- What is asked:
Copy out each line below that has the word "Adresse" in it.

- The input:
* * * * * * * * *

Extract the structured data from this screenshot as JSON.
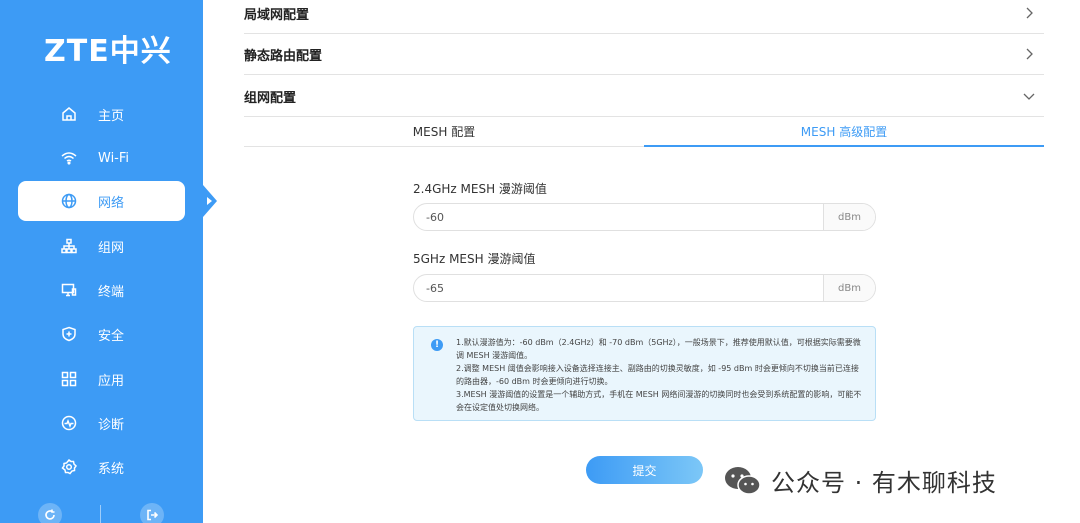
{
  "brand": {
    "logo": "ZTE中兴"
  },
  "sidebar": {
    "items": [
      {
        "label": "主页",
        "icon": "home-icon"
      },
      {
        "label": "Wi-Fi",
        "icon": "wifi-icon"
      },
      {
        "label": "网络",
        "icon": "globe-icon",
        "active": true
      },
      {
        "label": "组网",
        "icon": "network-icon"
      },
      {
        "label": "终端",
        "icon": "monitor-icon"
      },
      {
        "label": "安全",
        "icon": "shield-icon"
      },
      {
        "label": "应用",
        "icon": "apps-icon"
      },
      {
        "label": "诊断",
        "icon": "diagnosis-icon"
      },
      {
        "label": "系统",
        "icon": "gear-icon"
      }
    ],
    "bottom": {
      "left_icon": "refresh-icon",
      "right_icon": "logout-icon"
    }
  },
  "sections": {
    "lan": "局域网配置",
    "static_route": "静态路由配置",
    "mesh": "组网配置"
  },
  "tabs": [
    {
      "label": "MESH 配置"
    },
    {
      "label": "MESH 高级配置",
      "active": true
    }
  ],
  "form": {
    "field_24": {
      "label": "2.4GHz MESH 漫游阈值",
      "value": "-60",
      "unit": "dBm"
    },
    "field_5": {
      "label": "5GHz MESH 漫游阈值",
      "value": "-65",
      "unit": "dBm"
    }
  },
  "info": {
    "line1": "1.默认漫游值为：-60 dBm（2.4GHz）和 -70 dBm（5GHz），一般场景下，推荐使用默认值，可根据实际需要微调 MESH 漫游阈值。",
    "line2": "2.调整 MESH 阈值会影响接入设备选择连接主、副路由的切换灵敏度，如 -95 dBm 时会更倾向不切换当前已连接的路由器，-60 dBm 时会更倾向进行切换。",
    "line3": "3.MESH 漫游阈值的设置是一个辅助方式，手机在 MESH 网络间漫游的切换同时也会受到系统配置的影响，可能不会在设定值处切换网络。"
  },
  "submit_label": "提交",
  "watermark": "公众号 · 有木聊科技",
  "colors": {
    "primary": "#3d9bf5",
    "info_bg": "#eaf6fd"
  }
}
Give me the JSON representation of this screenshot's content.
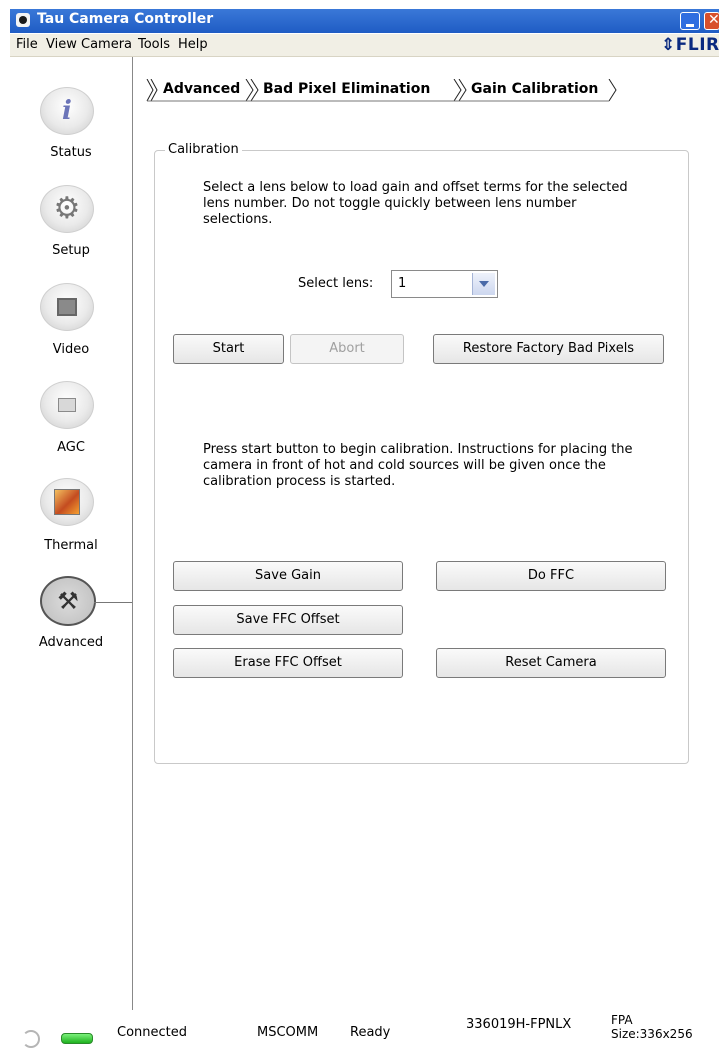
{
  "window": {
    "title": "Tau Camera Controller",
    "brand": "FLIR"
  },
  "menu": [
    "File",
    "View",
    "Camera",
    "Tools",
    "Help"
  ],
  "nav": [
    {
      "label": "Status",
      "icon": "info-icon"
    },
    {
      "label": "Setup",
      "icon": "gear-icon"
    },
    {
      "label": "Video",
      "icon": "monitor-icon"
    },
    {
      "label": "AGC",
      "icon": "agc-icon"
    },
    {
      "label": "Thermal",
      "icon": "thermal-icon"
    },
    {
      "label": "Advanced",
      "icon": "tools-icon"
    }
  ],
  "breadcrumb": [
    "Advanced",
    "Bad Pixel Elimination",
    "Gain Calibration"
  ],
  "calibration": {
    "group_label": "Calibration",
    "instructions_1": "Select a lens below to load gain and offset terms for the selected lens number. Do not toggle quickly between lens number selections.",
    "select_lens_label": "Select lens:",
    "select_lens_value": "1",
    "start": "Start",
    "abort": "Abort",
    "restore": "Restore Factory Bad Pixels",
    "instructions_2": "Press start button to begin calibration. Instructions for placing the camera in front of hot and cold sources will be given once the calibration process is started.",
    "save_gain": "Save Gain",
    "do_ffc": "Do FFC",
    "save_ffc_offset": "Save FFC Offset",
    "erase_ffc_offset": "Erase FFC Offset",
    "reset_camera": "Reset Camera"
  },
  "status": {
    "connection": "Connected",
    "port": "MSCOMM",
    "state": "Ready",
    "part_number": "336019H-FPNLX",
    "fpa_line1": "FPA",
    "fpa_line2": "Size:336x256"
  },
  "colors": {
    "titlebar": "#2a68d0",
    "led": "#2fc42f",
    "brand": "#0a2a80"
  }
}
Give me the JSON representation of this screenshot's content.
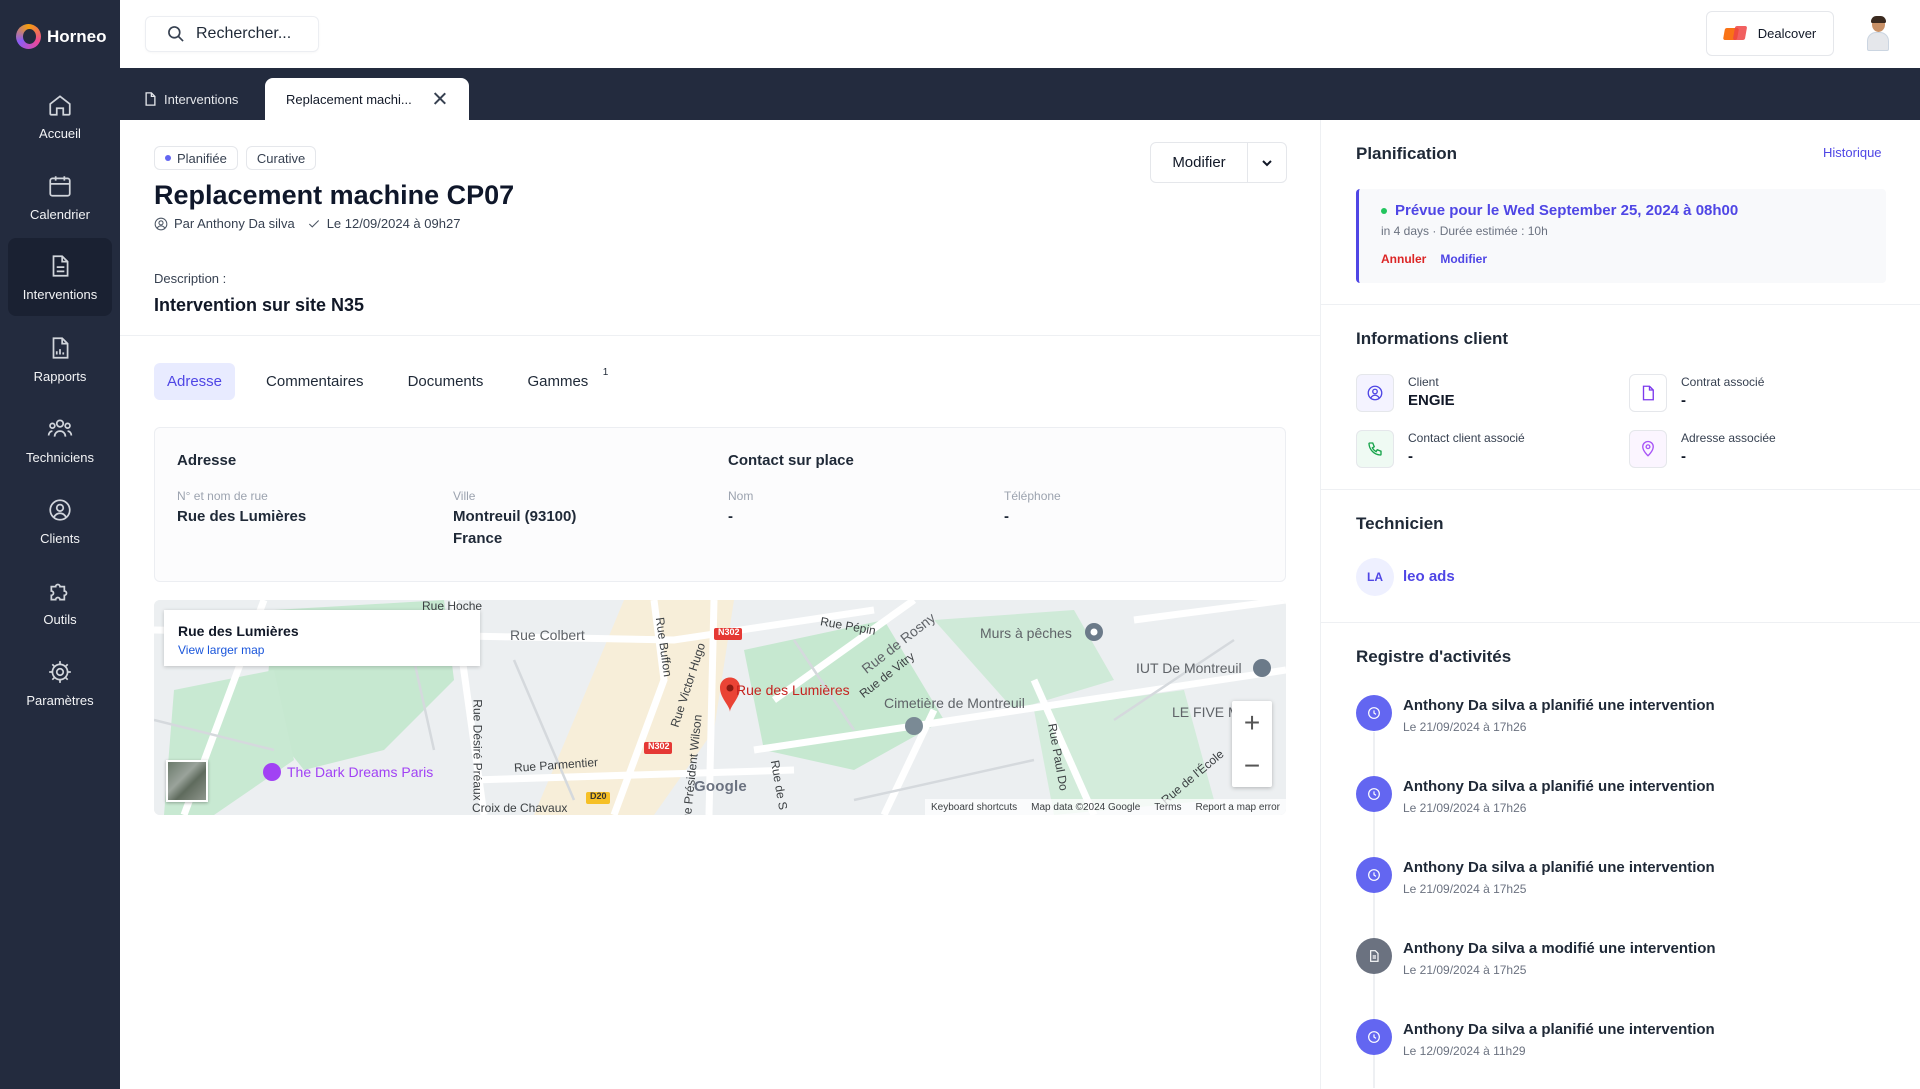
{
  "app": {
    "name": "Horneo"
  },
  "nav": [
    {
      "label": "Accueil",
      "icon": "home-icon"
    },
    {
      "label": "Calendrier",
      "icon": "calendar-icon"
    },
    {
      "label": "Interventions",
      "icon": "document-icon",
      "active": true
    },
    {
      "label": "Rapports",
      "icon": "report-icon"
    },
    {
      "label": "Techniciens",
      "icon": "users-icon"
    },
    {
      "label": "Clients",
      "icon": "user-circle-icon"
    },
    {
      "label": "Outils",
      "icon": "puzzle-icon"
    },
    {
      "label": "Paramètres",
      "icon": "gear-icon"
    }
  ],
  "topbar": {
    "search_placeholder": "Rechercher...",
    "company": "Dealcover"
  },
  "tabs": [
    {
      "label": "Interventions",
      "icon": "document-icon"
    },
    {
      "label": "Replacement machi...",
      "active": true
    }
  ],
  "intervention": {
    "badges": [
      "Planifiée",
      "Curative"
    ],
    "title": "Replacement machine CP07",
    "author": "Par Anthony Da silva",
    "date": "Le 12/09/2024 à 09h27",
    "modify_label": "Modifier",
    "description_label": "Description :",
    "description": "Intervention sur site N35"
  },
  "subtabs": [
    {
      "label": "Adresse",
      "active": true
    },
    {
      "label": "Commentaires"
    },
    {
      "label": "Documents"
    },
    {
      "label": "Gammes",
      "count": "1"
    }
  ],
  "address": {
    "heading": "Adresse",
    "street_label": "N° et nom de rue",
    "street": "Rue des Lumières",
    "city_label": "Ville",
    "city": "Montreuil (93100)",
    "country": "France"
  },
  "contact": {
    "heading": "Contact sur place",
    "name_label": "Nom",
    "name": "-",
    "phone_label": "Téléphone",
    "phone": "-"
  },
  "map": {
    "place": "Rue des Lumières",
    "larger_map": "View larger map",
    "labels": {
      "hoche": "Rue Hoche",
      "colbert": "Rue Colbert",
      "pepin": "Rue Pépin",
      "rosny": "Rue de Rosny",
      "murs": "Murs à pêches",
      "iut": "IUT De Montreuil",
      "buffon": "Rue Buffon",
      "hugo": "Rue Victor Hugo",
      "marker": "Rue des Lumières",
      "vitry": "Rue de Vitry",
      "cimetiere": "Cimetière de Montreuil",
      "fivem": "LE FIVE M",
      "preaux": "Rue Désiré Préaux",
      "parmentier": "Rue Parmentier",
      "dark": "The Dark Dreams Paris",
      "wilson": "Rue Président Wilson",
      "rue_s": "Rue de S",
      "paul": "Rue Paul Do",
      "ecole": "Rue de l'École",
      "croix": "Croix de Chavaux",
      "n302a": "N302",
      "n302b": "N302",
      "d20": "D20",
      "google": "Google"
    },
    "attribution": [
      "Keyboard shortcuts",
      "Map data ©2024 Google",
      "Terms",
      "Report a map error"
    ]
  },
  "planning": {
    "title": "Planification",
    "history_link": "Historique",
    "scheduled": "Prévue pour le Wed September 25, 2024 à 08h00",
    "sub": "in 4 days · Durée estimée : 10h",
    "cancel": "Annuler",
    "modify": "Modifier"
  },
  "client_info": {
    "title": "Informations client",
    "client_label": "Client",
    "client": "ENGIE",
    "contract_label": "Contrat associé",
    "contract": "-",
    "contact_label": "Contact client associé",
    "contact": "-",
    "address_label": "Adresse associée",
    "address": "-"
  },
  "technician": {
    "title": "Technicien",
    "initials": "LA",
    "name": "leo ads"
  },
  "activity": {
    "title": "Registre d'activités",
    "items": [
      {
        "text": "Anthony Da silva a planifié une intervention",
        "date": "Le 21/09/2024 à 17h26",
        "icon": "clock-icon"
      },
      {
        "text": "Anthony Da silva a planifié une intervention",
        "date": "Le 21/09/2024 à 17h26",
        "icon": "clock-icon"
      },
      {
        "text": "Anthony Da silva a planifié une intervention",
        "date": "Le 21/09/2024 à 17h25",
        "icon": "clock-icon"
      },
      {
        "text": "Anthony Da silva a modifié une intervention",
        "date": "Le 21/09/2024 à 17h25",
        "icon": "document-icon"
      },
      {
        "text": "Anthony Da silva a planifié une intervention",
        "date": "Le 12/09/2024 à 11h29",
        "icon": "clock-icon"
      }
    ]
  },
  "colors": {
    "accent": "#4f46e5",
    "sidebar": "#232b3e",
    "danger": "#dc2626",
    "success": "#16a34a",
    "activity_modified": "#6b7280"
  }
}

* * * * * * * * *

- Response to the task:
      "label": "Adresse",
    "heading": "Adresse",
    "address_label": "Adresse associée",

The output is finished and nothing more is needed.